**Instructions to follow**.
The records below need retyping in full; give them again exactly.

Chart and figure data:
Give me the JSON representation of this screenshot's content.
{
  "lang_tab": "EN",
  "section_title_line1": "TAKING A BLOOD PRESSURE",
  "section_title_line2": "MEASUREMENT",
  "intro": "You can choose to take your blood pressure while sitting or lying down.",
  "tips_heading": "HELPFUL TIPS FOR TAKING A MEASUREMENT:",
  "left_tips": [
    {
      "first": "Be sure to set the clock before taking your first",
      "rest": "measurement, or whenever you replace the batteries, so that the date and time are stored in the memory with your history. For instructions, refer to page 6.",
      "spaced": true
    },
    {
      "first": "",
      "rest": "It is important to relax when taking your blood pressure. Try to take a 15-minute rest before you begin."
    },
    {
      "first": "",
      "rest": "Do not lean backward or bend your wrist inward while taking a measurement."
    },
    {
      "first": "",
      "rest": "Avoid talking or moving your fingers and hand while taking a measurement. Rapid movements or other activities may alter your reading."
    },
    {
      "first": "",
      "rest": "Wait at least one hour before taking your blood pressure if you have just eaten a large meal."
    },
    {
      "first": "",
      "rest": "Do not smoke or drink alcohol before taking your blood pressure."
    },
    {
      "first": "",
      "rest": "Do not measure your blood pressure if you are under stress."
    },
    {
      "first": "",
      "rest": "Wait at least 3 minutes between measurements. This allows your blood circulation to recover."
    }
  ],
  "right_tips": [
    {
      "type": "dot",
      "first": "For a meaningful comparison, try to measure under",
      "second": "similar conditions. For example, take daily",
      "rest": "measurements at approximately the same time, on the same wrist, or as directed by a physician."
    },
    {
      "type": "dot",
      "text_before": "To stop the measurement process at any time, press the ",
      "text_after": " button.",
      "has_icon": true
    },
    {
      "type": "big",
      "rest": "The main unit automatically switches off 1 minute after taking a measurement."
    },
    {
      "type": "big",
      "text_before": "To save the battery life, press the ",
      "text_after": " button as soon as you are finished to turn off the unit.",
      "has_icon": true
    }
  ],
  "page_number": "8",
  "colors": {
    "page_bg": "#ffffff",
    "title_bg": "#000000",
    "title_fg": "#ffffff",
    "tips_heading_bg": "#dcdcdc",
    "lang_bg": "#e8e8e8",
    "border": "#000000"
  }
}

**Task solution**.
Give me the JSON representation of this screenshot's content.
{
  "lang_tab": "EN",
  "section_title_line1": "TAKING A BLOOD PRESSURE",
  "section_title_line2": "MEASUREMENT",
  "intro": "You can choose to take your blood pressure while sitting or lying down.",
  "tips_heading": "HELPFUL TIPS FOR TAKING A MEASUREMENT:",
  "left_tips": [
    {
      "first": "Be sure to set the clock before taking your first",
      "rest": "measurement, or whenever you replace the batteries, so that the date and time are stored in the memory with your history. For instructions, refer to page 6.",
      "spaced": true
    },
    {
      "first": "",
      "rest": "It is important to relax when taking your blood pressure. Try to take a 15-minute rest before you begin."
    },
    {
      "first": "",
      "rest": "Do not lean backward or bend your wrist inward while taking a measurement."
    },
    {
      "first": "",
      "rest": "Avoid talking or moving your fingers and hand while taking a measurement. Rapid movements or other activities may alter your reading."
    },
    {
      "first": "",
      "rest": "Wait at least one hour before taking your blood pressure if you have just eaten a large meal."
    },
    {
      "first": "",
      "rest": "Do not smoke or drink alcohol before taking your blood pressure."
    },
    {
      "first": "",
      "rest": "Do not measure your blood pressure if you are under stress."
    },
    {
      "first": "",
      "rest": "Wait at least 3 minutes between measurements. This allows your blood circulation to recover."
    }
  ],
  "right_tips": [
    {
      "type": "dot",
      "first": "For a meaningful comparison, try to measure under",
      "second": "similar conditions. For example, take daily",
      "rest": "measurements at approximately the same time, on the same wrist, or as directed by a physician."
    },
    {
      "type": "dot",
      "text_before": "To stop the measurement process at any time, press the ",
      "text_after": " button.",
      "has_icon": true
    },
    {
      "type": "big",
      "rest": "The main unit automatically switches off 1 minute after taking a measurement."
    },
    {
      "type": "big",
      "text_before": "To save the battery life, press the ",
      "text_after": " button as soon as you are finished to turn off the unit.",
      "has_icon": true
    }
  ],
  "page_number": "8",
  "colors": {
    "page_bg": "#ffffff",
    "title_bg": "#000000",
    "title_fg": "#ffffff",
    "tips_heading_bg": "#dcdcdc",
    "lang_bg": "#e8e8e8",
    "border": "#000000"
  }
}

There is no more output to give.